• **Data to use**:
───
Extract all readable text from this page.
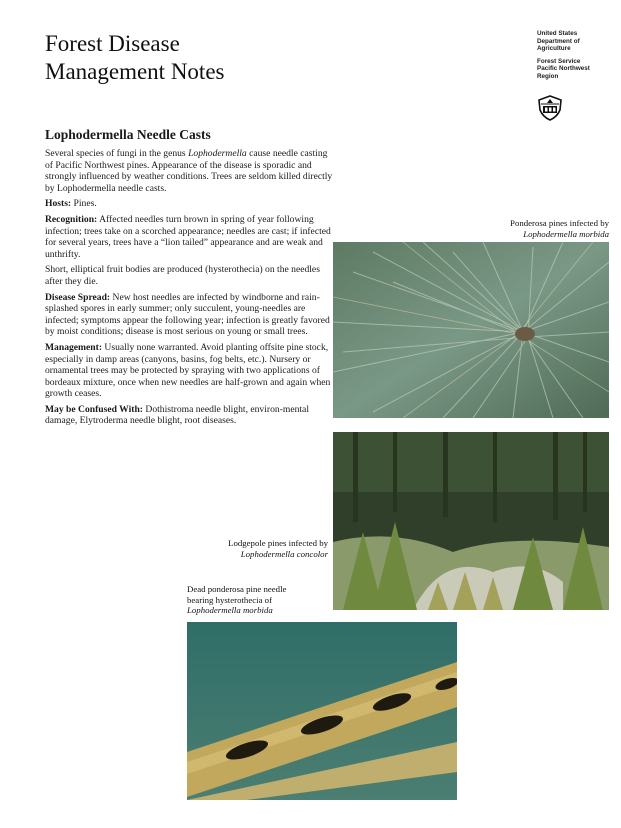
Forest Disease
Management Notes
United States
Department of
Agriculture
Forest Service
Pacific Northwest
Region
Lophodermella Needle Casts

Several species of fungi in the genus Lophodermella cause needle casting of Pacific Northwest pines. Appearance of the disease is sporadic and strongly influenced by weather conditions. Trees are seldom killed directly by Lophodermella needle casts.

Hosts: Pines.

Recognition: Affected needles turn brown in spring of year following infection; trees take on a scorched appearance; needles are cast; if infected for several years, trees have a “lion tailed” appearance and are weak and unthrifty.

Short, elliptical fruit bodies are produced (hysterothecia) on the needles after they die.

Disease Spread: New host needles are infected by windborne and rain-splashed spores in early summer; only succulent, young-needles are infected; symptoms appear the following year; infection is greatly favored by moist conditions; disease is most serious on young or small trees.

Management: Usually none warranted. Avoid planting offsite pine stock, especially in damp areas (canyons, basins, fog belts, etc.). Nursery or ornamental trees may be protected by spraying with two applications of bordeaux mixture, once when new needles are half-grown and again when growth ceases.

May be Confused With: Dothistroma needle blight, environ-mental damage, Elytroderma needle blight, root diseases.

Ponderosa pines infected by
Lophodermella morbida
Lodgepole pines infected by
Lophodermella concolor
Dead ponderosa pine needle
bearing hysterothecia of
Lophodermella morbida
───
• **What to do**:
Repeat the material above verbatim, with no pictures in the output.

• **Finished exercise**:
Extract all readable text from this page.
Forest Disease
Management Notes
United States
Department of
Agriculture
Forest Service
Pacific Northwest
Region
Lophodermella Needle Casts

Several species of fungi in the genus Lophodermella cause needle casting of Pacific Northwest pines. Appearance of the disease is sporadic and strongly influenced by weather conditions. Trees are seldom killed directly by Lophodermella needle casts.

Hosts: Pines.

Recognition: Affected needles turn brown in spring of year following infection; trees take on a scorched appearance; needles are cast; if infected for several years, trees have a “lion tailed” appearance and are weak and unthrifty.

Short, elliptical fruit bodies are produced (hysterothecia) on the needles after they die.

Disease Spread: New host needles are infected by windborne and rain-splashed spores in early summer; only succulent, young-needles are infected; symptoms appear the following year; infection is greatly favored by moist conditions; disease is most serious on young or small trees.

Management: Usually none warranted. Avoid planting offsite pine stock, especially in damp areas (canyons, basins, fog belts, etc.). Nursery or ornamental trees may be protected by spraying with two applications of bordeaux mixture, once when new needles are half-grown and again when growth ceases.

May be Confused With: Dothistroma needle blight, environ-mental damage, Elytroderma needle blight, root diseases.

Ponderosa pines infected by
Lophodermella morbida
Lodgepole pines infected by
Lophodermella concolor
Dead ponderosa pine needle
bearing hysterothecia of
Lophodermella morbida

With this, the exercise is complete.